[Collected data entries]
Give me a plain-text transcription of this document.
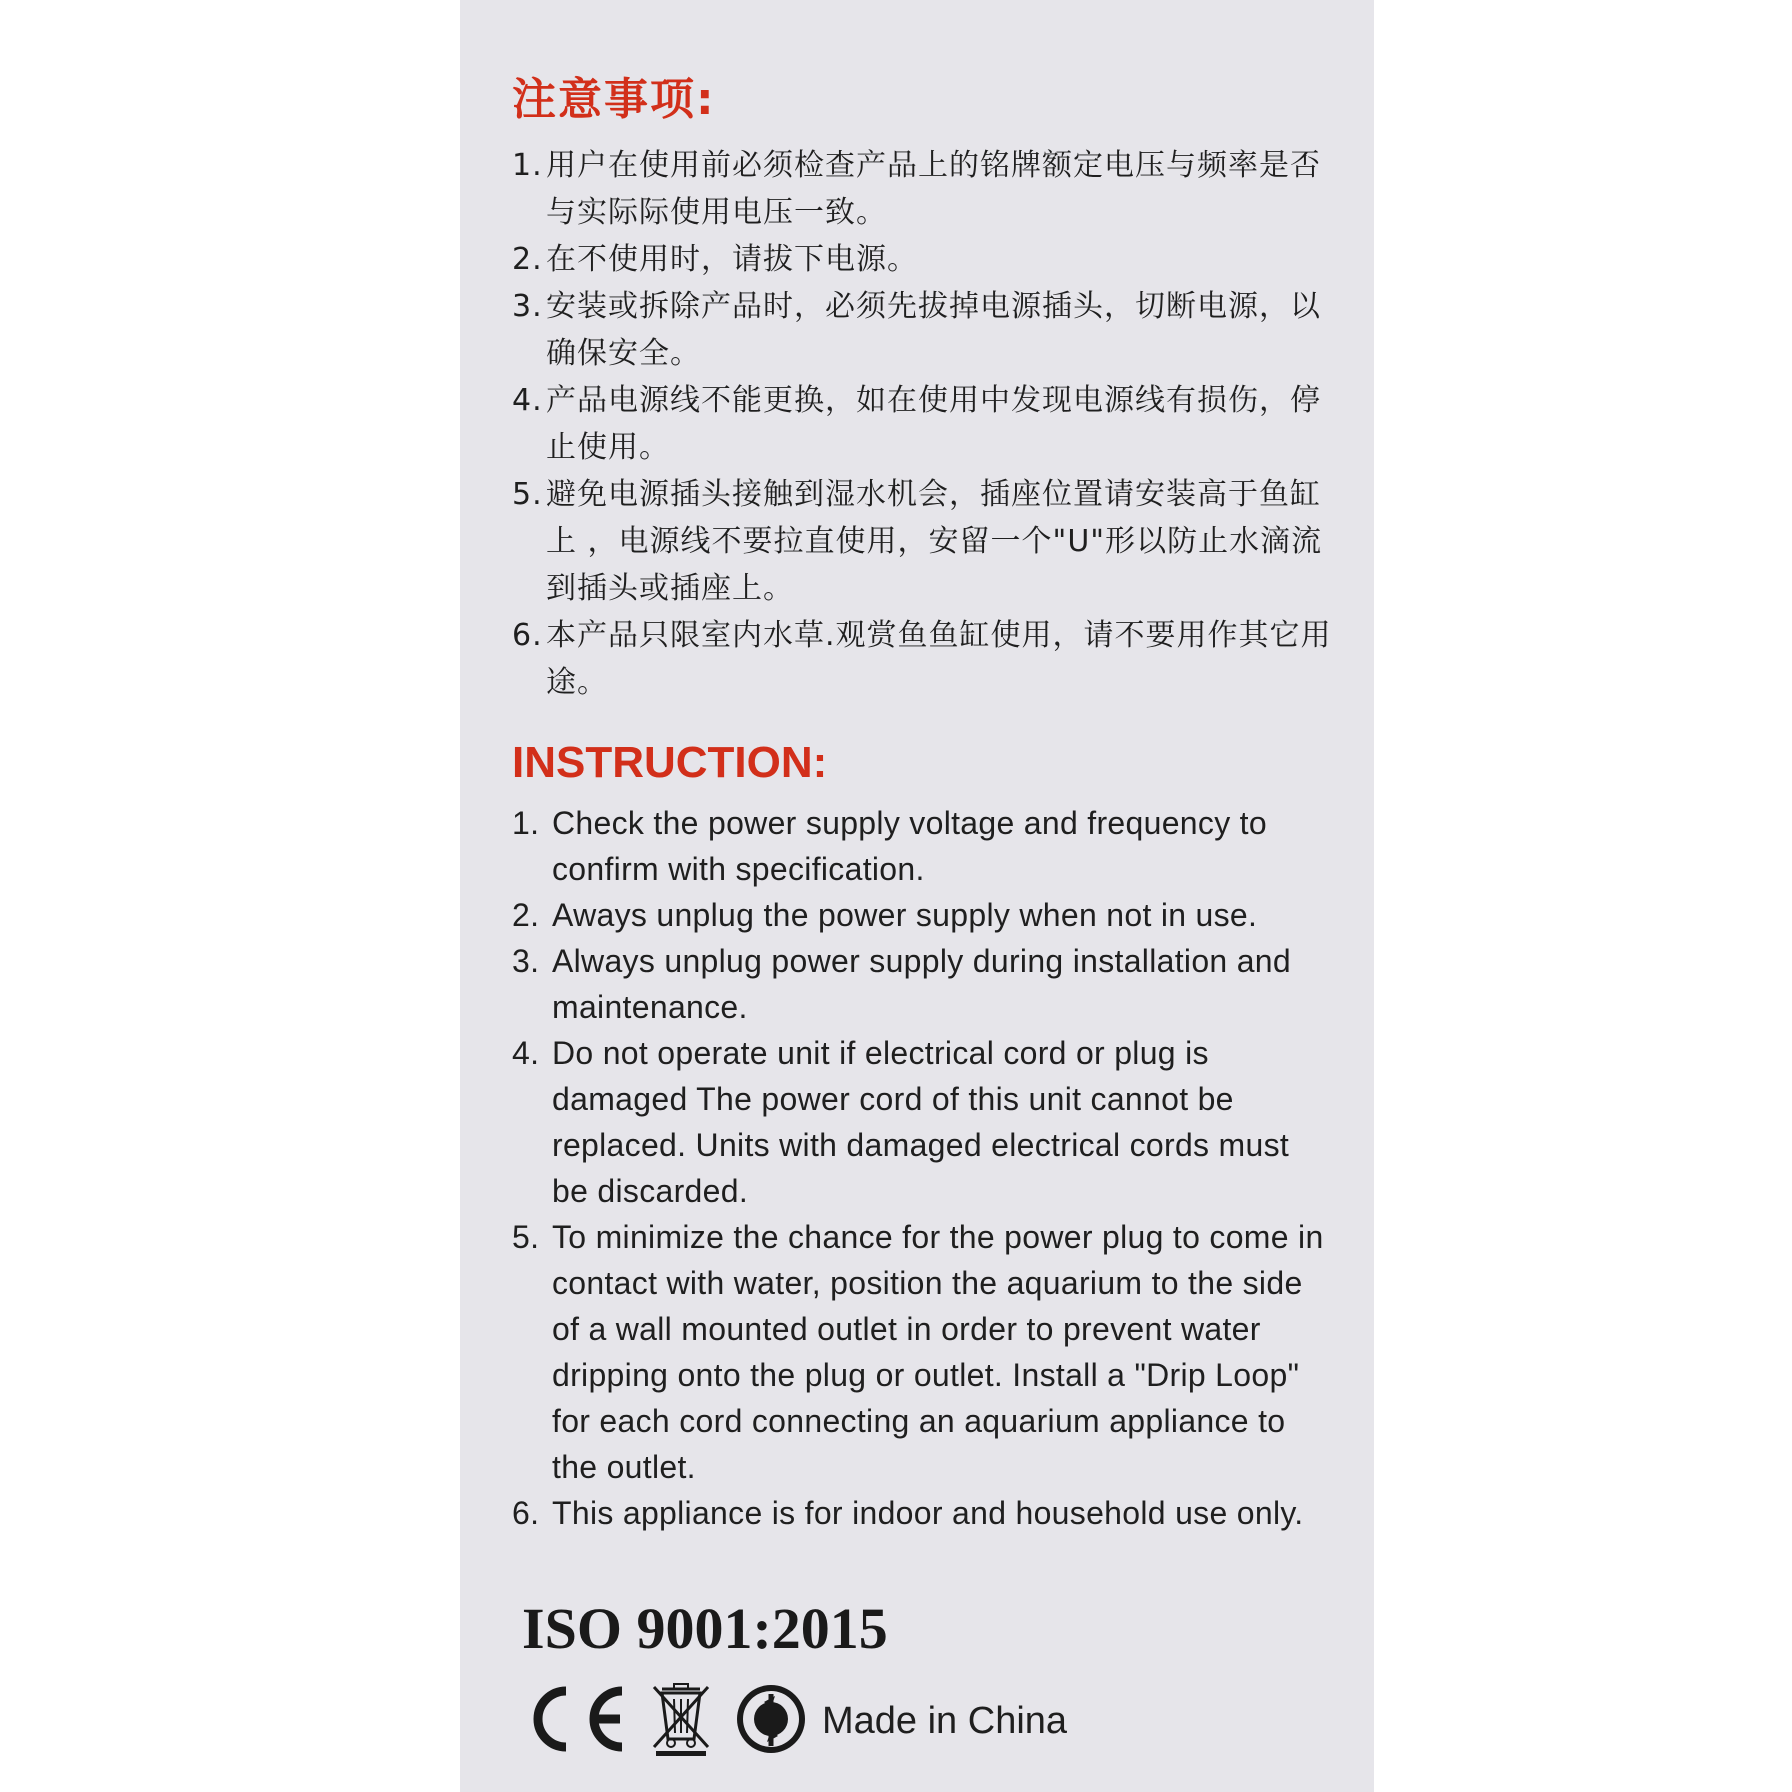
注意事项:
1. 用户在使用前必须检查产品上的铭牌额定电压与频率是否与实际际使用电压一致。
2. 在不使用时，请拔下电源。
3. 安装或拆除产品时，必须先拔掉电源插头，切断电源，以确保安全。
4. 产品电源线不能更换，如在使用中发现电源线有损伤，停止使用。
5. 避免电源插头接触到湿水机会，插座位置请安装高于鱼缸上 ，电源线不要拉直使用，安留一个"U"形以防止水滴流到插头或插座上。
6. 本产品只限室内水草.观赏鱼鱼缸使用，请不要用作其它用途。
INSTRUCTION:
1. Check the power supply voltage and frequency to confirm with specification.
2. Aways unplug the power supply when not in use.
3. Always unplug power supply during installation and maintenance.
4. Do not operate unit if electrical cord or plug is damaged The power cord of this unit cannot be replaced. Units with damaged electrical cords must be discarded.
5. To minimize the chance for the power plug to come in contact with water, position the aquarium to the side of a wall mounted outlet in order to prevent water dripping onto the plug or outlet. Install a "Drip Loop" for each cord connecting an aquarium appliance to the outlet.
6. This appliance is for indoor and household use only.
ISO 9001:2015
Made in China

*EXERCISE:* Omitting all images, print the listing exactly.

*TASK SOLUTION:*
Give me a plain-text transcription of this document.
注意事项:
1. 用户在使用前必须检查产品上的铭牌额定电压与频率是否与实际际使用电压一致。
2. 在不使用时，请拔下电源。
3. 安装或拆除产品时，必须先拔掉电源插头，切断电源，以确保安全。
4. 产品电源线不能更换，如在使用中发现电源线有损伤，停止使用。
5. 避免电源插头接触到湿水机会，插座位置请安装高于鱼缸上 ，电源线不要拉直使用，安留一个"U"形以防止水滴流到插头或插座上。
6. 本产品只限室内水草.观赏鱼鱼缸使用，请不要用作其它用途。
INSTRUCTION:
1. Check the power supply voltage and frequency to confirm with specification.
2. Aways unplug the power supply when not in use.
3. Always unplug power supply during installation and maintenance.
4. Do not operate unit if electrical cord or plug is damaged The power cord of this unit cannot be replaced. Units with damaged electrical cords must be discarded.
5. To minimize the chance for the power plug to come in contact with water, position the aquarium to the side of a wall mounted outlet in order to prevent water dripping onto the plug or outlet. Install a "Drip Loop" for each cord connecting an aquarium appliance to the outlet.
6. This appliance is for indoor and household use only.
ISO 9001:2015
Made in China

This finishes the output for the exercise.